▶ **Aim**
Gather all lines with "title" from the records.

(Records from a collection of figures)

--------

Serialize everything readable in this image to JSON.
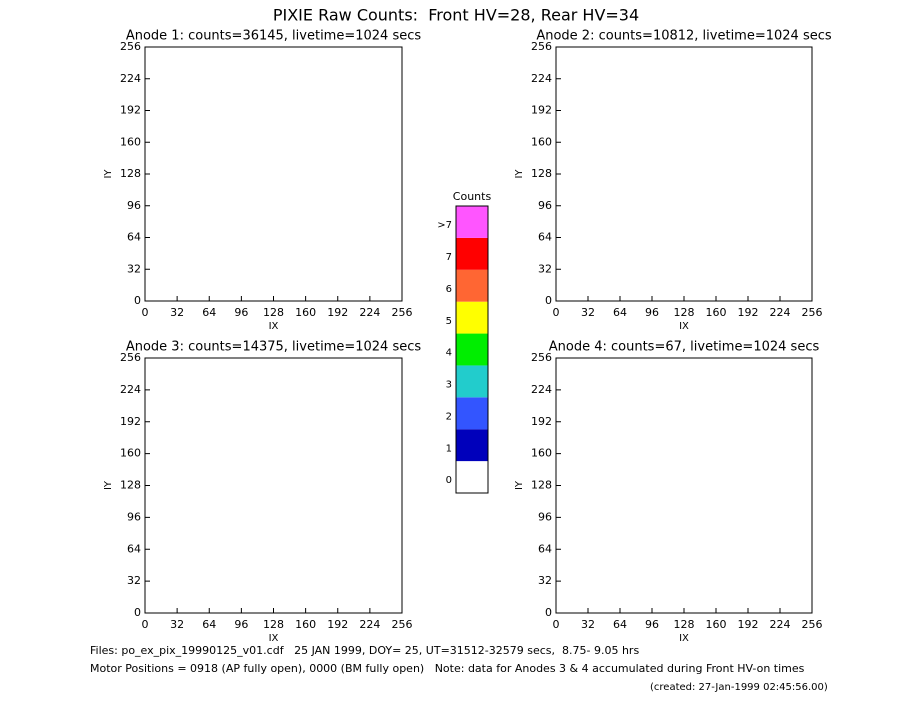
{
  "title": "PIXIE Raw Counts:  Front HV=28, Rear HV=34",
  "chart_data": [
    {
      "type": "heatmap",
      "title": "Anode 1: counts=36145, livetime=1024 secs",
      "x_label": "IX",
      "y_label": "IY",
      "xlim": [
        0,
        256
      ],
      "ylim": [
        0,
        256
      ],
      "xticks": [
        0,
        32,
        64,
        96,
        128,
        160,
        192,
        224,
        256
      ],
      "yticks": [
        0,
        32,
        64,
        96,
        128,
        160,
        192,
        224,
        256
      ]
    },
    {
      "type": "heatmap",
      "title": "Anode 2: counts=10812, livetime=1024 secs",
      "x_label": "IX",
      "y_label": "IY",
      "xlim": [
        0,
        256
      ],
      "ylim": [
        0,
        256
      ],
      "xticks": [
        0,
        32,
        64,
        96,
        128,
        160,
        192,
        224,
        256
      ],
      "yticks": [
        0,
        32,
        64,
        96,
        128,
        160,
        192,
        224,
        256
      ]
    },
    {
      "type": "heatmap",
      "title": "Anode 3: counts=14375, livetime=1024 secs",
      "x_label": "IX",
      "y_label": "IY",
      "xlim": [
        0,
        256
      ],
      "ylim": [
        0,
        256
      ],
      "xticks": [
        0,
        32,
        64,
        96,
        128,
        160,
        192,
        224,
        256
      ],
      "yticks": [
        0,
        32,
        64,
        96,
        128,
        160,
        192,
        224,
        256
      ]
    },
    {
      "type": "heatmap",
      "title": "Anode 4: counts=67, livetime=1024 secs",
      "x_label": "IX",
      "y_label": "IY",
      "xlim": [
        0,
        256
      ],
      "ylim": [
        0,
        256
      ],
      "xticks": [
        0,
        32,
        64,
        96,
        128,
        160,
        192,
        224,
        256
      ],
      "yticks": [
        0,
        32,
        64,
        96,
        128,
        160,
        192,
        224,
        256
      ]
    }
  ],
  "colorbar": {
    "title": "Counts",
    "levels": [
      0,
      1,
      2,
      3,
      4,
      5,
      6,
      7,
      ">7"
    ],
    "colors": [
      "#ffffff",
      "#0000bb",
      "#3355ff",
      "#22cccc",
      "#00ee00",
      "#ffff00",
      "#ff6633",
      "#ff0000",
      "#ff55ff"
    ]
  },
  "footer": [
    "Files: po_ex_pix_19990125_v01.cdf   25 JAN 1999, DOY= 25, UT=31512-32579 secs,  8.75- 9.05 hrs",
    "Motor Positions = 0918 (AP fully open), 0000 (BM fully open)   Note: data for Anodes 3 & 4 accumulated during Front HV-on times"
  ],
  "created": "(created: 27-Jan-1999 02:45:56.00)"
}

--------

▶ **Correct answer**
  "title": "PIXIE Raw Counts:  Front HV=28, Rear HV=34",
      "title": "Anode 1: counts=36145, livetime=1024 secs",
      "title": "Anode 2: counts=10812, livetime=1024 secs",
      "title": "Anode 3: counts=14375, livetime=1024 secs",
      "title": "Anode 4: counts=67, livetime=1024 secs",
    "title": "Counts",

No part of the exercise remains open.